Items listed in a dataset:
━━━━
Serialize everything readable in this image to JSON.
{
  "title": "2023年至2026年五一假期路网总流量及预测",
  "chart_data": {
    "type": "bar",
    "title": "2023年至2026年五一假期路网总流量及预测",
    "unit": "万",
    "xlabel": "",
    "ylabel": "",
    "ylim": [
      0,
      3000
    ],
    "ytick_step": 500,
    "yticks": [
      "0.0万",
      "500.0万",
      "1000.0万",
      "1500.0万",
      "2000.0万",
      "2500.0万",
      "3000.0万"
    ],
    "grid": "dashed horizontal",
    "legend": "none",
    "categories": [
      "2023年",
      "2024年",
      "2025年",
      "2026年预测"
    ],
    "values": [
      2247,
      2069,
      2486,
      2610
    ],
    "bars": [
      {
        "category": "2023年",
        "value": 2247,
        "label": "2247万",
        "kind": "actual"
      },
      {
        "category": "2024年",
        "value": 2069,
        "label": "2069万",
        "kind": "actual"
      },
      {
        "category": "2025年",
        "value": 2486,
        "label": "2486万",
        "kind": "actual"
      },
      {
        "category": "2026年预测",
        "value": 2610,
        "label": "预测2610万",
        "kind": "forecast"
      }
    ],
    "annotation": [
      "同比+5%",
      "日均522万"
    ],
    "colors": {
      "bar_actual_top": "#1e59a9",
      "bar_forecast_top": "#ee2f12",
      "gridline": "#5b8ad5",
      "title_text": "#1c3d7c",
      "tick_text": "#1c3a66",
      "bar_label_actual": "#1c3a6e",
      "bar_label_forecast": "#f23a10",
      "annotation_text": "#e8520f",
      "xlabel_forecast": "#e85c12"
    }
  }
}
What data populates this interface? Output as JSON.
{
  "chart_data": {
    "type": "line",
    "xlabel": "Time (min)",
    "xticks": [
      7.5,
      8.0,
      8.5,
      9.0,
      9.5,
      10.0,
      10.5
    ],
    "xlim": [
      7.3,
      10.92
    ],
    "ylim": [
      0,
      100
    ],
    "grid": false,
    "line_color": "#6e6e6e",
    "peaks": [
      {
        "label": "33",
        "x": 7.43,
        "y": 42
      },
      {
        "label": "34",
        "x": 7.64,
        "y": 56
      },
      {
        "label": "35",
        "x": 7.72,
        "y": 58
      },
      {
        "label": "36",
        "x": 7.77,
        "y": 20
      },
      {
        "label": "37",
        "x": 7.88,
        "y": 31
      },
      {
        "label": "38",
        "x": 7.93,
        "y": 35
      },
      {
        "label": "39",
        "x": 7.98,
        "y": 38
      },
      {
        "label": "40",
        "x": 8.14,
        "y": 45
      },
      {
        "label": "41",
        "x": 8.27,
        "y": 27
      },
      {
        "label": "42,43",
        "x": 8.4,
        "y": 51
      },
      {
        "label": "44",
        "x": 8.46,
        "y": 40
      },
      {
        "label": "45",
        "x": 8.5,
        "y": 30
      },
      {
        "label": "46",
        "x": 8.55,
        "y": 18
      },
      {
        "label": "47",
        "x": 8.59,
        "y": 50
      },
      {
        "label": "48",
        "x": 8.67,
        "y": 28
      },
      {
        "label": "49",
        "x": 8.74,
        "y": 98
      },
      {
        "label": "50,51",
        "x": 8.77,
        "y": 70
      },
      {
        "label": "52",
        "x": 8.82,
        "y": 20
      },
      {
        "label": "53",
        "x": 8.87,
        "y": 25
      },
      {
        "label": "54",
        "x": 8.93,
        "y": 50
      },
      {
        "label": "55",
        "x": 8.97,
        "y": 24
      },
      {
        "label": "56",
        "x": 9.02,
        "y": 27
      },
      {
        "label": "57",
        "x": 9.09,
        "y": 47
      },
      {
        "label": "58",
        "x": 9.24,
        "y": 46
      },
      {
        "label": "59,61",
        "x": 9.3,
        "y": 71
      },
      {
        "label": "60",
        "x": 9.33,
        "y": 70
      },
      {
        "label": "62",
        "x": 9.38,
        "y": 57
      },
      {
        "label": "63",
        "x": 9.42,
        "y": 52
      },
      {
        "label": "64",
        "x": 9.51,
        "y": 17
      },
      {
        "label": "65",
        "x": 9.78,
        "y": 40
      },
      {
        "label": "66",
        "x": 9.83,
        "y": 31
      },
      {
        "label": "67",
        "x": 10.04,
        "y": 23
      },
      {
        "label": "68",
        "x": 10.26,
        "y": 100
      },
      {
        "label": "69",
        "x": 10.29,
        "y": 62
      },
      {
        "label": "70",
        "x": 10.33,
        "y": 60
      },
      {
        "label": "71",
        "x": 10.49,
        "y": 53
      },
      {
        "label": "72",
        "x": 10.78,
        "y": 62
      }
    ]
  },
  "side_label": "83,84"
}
━━━━
▶ _Task objective_: Gather all lines with the string "JSON" from the data.

▶ _Result of this task_:
Serialize everything readable in this image to JSON.
What data populates this interface? Output as JSON.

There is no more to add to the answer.